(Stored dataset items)
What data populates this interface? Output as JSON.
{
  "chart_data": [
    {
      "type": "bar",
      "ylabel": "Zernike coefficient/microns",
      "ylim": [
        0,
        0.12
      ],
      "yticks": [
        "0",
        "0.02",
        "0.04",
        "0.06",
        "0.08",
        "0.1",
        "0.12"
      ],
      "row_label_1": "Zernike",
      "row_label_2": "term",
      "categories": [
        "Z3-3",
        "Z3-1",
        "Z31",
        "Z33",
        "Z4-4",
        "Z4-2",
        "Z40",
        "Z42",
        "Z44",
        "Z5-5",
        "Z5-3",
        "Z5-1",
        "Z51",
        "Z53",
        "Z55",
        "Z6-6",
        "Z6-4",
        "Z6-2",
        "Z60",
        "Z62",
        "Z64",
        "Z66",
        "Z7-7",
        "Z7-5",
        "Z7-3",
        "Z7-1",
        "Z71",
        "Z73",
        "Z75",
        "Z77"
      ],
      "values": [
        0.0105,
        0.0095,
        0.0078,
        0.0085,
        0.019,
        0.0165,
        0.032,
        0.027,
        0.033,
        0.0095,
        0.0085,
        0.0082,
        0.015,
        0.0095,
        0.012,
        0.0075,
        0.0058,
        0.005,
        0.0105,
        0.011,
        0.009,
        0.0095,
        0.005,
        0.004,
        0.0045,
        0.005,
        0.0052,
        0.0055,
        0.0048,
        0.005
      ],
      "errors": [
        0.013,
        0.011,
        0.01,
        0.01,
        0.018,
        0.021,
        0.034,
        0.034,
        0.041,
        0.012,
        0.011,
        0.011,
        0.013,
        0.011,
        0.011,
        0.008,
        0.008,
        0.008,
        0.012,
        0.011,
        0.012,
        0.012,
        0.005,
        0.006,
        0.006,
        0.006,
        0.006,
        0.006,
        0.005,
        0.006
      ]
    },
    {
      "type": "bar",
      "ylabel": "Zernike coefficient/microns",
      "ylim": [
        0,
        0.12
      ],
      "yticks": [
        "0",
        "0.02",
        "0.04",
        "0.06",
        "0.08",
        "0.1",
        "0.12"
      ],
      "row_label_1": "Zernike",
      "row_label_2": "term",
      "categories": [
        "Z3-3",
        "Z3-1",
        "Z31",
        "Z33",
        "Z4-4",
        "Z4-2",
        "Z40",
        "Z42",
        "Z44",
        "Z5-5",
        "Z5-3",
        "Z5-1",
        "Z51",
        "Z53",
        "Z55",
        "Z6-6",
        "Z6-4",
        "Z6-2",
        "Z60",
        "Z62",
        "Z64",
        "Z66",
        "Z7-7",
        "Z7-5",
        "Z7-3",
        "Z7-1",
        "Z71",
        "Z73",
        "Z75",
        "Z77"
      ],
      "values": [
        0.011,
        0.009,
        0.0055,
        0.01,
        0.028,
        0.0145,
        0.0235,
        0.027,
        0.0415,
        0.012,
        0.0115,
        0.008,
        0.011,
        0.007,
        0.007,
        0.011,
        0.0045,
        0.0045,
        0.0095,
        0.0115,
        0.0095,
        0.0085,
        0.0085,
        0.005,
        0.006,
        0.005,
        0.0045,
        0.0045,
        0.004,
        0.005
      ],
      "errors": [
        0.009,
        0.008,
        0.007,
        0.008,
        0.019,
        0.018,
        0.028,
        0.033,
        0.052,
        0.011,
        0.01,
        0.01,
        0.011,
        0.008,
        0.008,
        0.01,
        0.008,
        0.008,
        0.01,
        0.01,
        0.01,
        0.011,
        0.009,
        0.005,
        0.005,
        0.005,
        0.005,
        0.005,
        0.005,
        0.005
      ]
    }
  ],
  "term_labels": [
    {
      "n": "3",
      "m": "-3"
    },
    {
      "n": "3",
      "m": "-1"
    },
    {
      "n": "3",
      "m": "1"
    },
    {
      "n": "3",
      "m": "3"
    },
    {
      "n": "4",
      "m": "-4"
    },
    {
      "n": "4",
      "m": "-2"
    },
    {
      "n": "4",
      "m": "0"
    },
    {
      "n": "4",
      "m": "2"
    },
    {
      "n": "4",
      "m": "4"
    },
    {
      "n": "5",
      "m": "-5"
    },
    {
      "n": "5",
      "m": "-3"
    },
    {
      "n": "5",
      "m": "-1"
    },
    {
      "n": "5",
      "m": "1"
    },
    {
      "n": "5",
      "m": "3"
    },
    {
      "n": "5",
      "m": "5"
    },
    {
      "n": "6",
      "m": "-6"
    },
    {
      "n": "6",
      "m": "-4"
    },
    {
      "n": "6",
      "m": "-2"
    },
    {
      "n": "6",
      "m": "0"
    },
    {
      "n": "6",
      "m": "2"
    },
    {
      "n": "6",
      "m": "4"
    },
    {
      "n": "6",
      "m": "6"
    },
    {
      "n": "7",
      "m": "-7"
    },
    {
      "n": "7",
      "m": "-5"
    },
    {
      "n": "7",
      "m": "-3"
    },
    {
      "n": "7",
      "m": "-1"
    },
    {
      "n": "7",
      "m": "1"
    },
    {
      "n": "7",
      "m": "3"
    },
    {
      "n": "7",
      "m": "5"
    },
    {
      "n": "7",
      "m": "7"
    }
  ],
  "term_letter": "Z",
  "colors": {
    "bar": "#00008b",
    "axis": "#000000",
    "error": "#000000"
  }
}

OBJECTIVE: Return all the data exactly as given.

WRITTEN ANSWER:
What data populates this interface? Output as JSON.
{
  "chart_data": [
    {
      "type": "bar",
      "ylabel": "Zernike coefficient/microns",
      "ylim": [
        0,
        0.12
      ],
      "yticks": [
        "0",
        "0.02",
        "0.04",
        "0.06",
        "0.08",
        "0.1",
        "0.12"
      ],
      "row_label_1": "Zernike",
      "row_label_2": "term",
      "categories": [
        "Z3-3",
        "Z3-1",
        "Z31",
        "Z33",
        "Z4-4",
        "Z4-2",
        "Z40",
        "Z42",
        "Z44",
        "Z5-5",
        "Z5-3",
        "Z5-1",
        "Z51",
        "Z53",
        "Z55",
        "Z6-6",
        "Z6-4",
        "Z6-2",
        "Z60",
        "Z62",
        "Z64",
        "Z66",
        "Z7-7",
        "Z7-5",
        "Z7-3",
        "Z7-1",
        "Z71",
        "Z73",
        "Z75",
        "Z77"
      ],
      "values": [
        0.0105,
        0.0095,
        0.0078,
        0.0085,
        0.019,
        0.0165,
        0.032,
        0.027,
        0.033,
        0.0095,
        0.0085,
        0.0082,
        0.015,
        0.0095,
        0.012,
        0.0075,
        0.0058,
        0.005,
        0.0105,
        0.011,
        0.009,
        0.0095,
        0.005,
        0.004,
        0.0045,
        0.005,
        0.0052,
        0.0055,
        0.0048,
        0.005
      ],
      "errors": [
        0.013,
        0.011,
        0.01,
        0.01,
        0.018,
        0.021,
        0.034,
        0.034,
        0.041,
        0.012,
        0.011,
        0.011,
        0.013,
        0.011,
        0.011,
        0.008,
        0.008,
        0.008,
        0.012,
        0.011,
        0.012,
        0.012,
        0.005,
        0.006,
        0.006,
        0.006,
        0.006,
        0.006,
        0.005,
        0.006
      ]
    },
    {
      "type": "bar",
      "ylabel": "Zernike coefficient/microns",
      "ylim": [
        0,
        0.12
      ],
      "yticks": [
        "0",
        "0.02",
        "0.04",
        "0.06",
        "0.08",
        "0.1",
        "0.12"
      ],
      "row_label_1": "Zernike",
      "row_label_2": "term",
      "categories": [
        "Z3-3",
        "Z3-1",
        "Z31",
        "Z33",
        "Z4-4",
        "Z4-2",
        "Z40",
        "Z42",
        "Z44",
        "Z5-5",
        "Z5-3",
        "Z5-1",
        "Z51",
        "Z53",
        "Z55",
        "Z6-6",
        "Z6-4",
        "Z6-2",
        "Z60",
        "Z62",
        "Z64",
        "Z66",
        "Z7-7",
        "Z7-5",
        "Z7-3",
        "Z7-1",
        "Z71",
        "Z73",
        "Z75",
        "Z77"
      ],
      "values": [
        0.011,
        0.009,
        0.0055,
        0.01,
        0.028,
        0.0145,
        0.0235,
        0.027,
        0.0415,
        0.012,
        0.0115,
        0.008,
        0.011,
        0.007,
        0.007,
        0.011,
        0.0045,
        0.0045,
        0.0095,
        0.0115,
        0.0095,
        0.0085,
        0.0085,
        0.005,
        0.006,
        0.005,
        0.0045,
        0.0045,
        0.004,
        0.005
      ],
      "errors": [
        0.009,
        0.008,
        0.007,
        0.008,
        0.019,
        0.018,
        0.028,
        0.033,
        0.052,
        0.011,
        0.01,
        0.01,
        0.011,
        0.008,
        0.008,
        0.01,
        0.008,
        0.008,
        0.01,
        0.01,
        0.01,
        0.011,
        0.009,
        0.005,
        0.005,
        0.005,
        0.005,
        0.005,
        0.005,
        0.005
      ]
    }
  ],
  "term_labels": [
    {
      "n": "3",
      "m": "-3"
    },
    {
      "n": "3",
      "m": "-1"
    },
    {
      "n": "3",
      "m": "1"
    },
    {
      "n": "3",
      "m": "3"
    },
    {
      "n": "4",
      "m": "-4"
    },
    {
      "n": "4",
      "m": "-2"
    },
    {
      "n": "4",
      "m": "0"
    },
    {
      "n": "4",
      "m": "2"
    },
    {
      "n": "4",
      "m": "4"
    },
    {
      "n": "5",
      "m": "-5"
    },
    {
      "n": "5",
      "m": "-3"
    },
    {
      "n": "5",
      "m": "-1"
    },
    {
      "n": "5",
      "m": "1"
    },
    {
      "n": "5",
      "m": "3"
    },
    {
      "n": "5",
      "m": "5"
    },
    {
      "n": "6",
      "m": "-6"
    },
    {
      "n": "6",
      "m": "-4"
    },
    {
      "n": "6",
      "m": "-2"
    },
    {
      "n": "6",
      "m": "0"
    },
    {
      "n": "6",
      "m": "2"
    },
    {
      "n": "6",
      "m": "4"
    },
    {
      "n": "6",
      "m": "6"
    },
    {
      "n": "7",
      "m": "-7"
    },
    {
      "n": "7",
      "m": "-5"
    },
    {
      "n": "7",
      "m": "-3"
    },
    {
      "n": "7",
      "m": "-1"
    },
    {
      "n": "7",
      "m": "1"
    },
    {
      "n": "7",
      "m": "3"
    },
    {
      "n": "7",
      "m": "5"
    },
    {
      "n": "7",
      "m": "7"
    }
  ],
  "term_letter": "Z",
  "colors": {
    "bar": "#00008b",
    "axis": "#000000",
    "error": "#000000"
  }
}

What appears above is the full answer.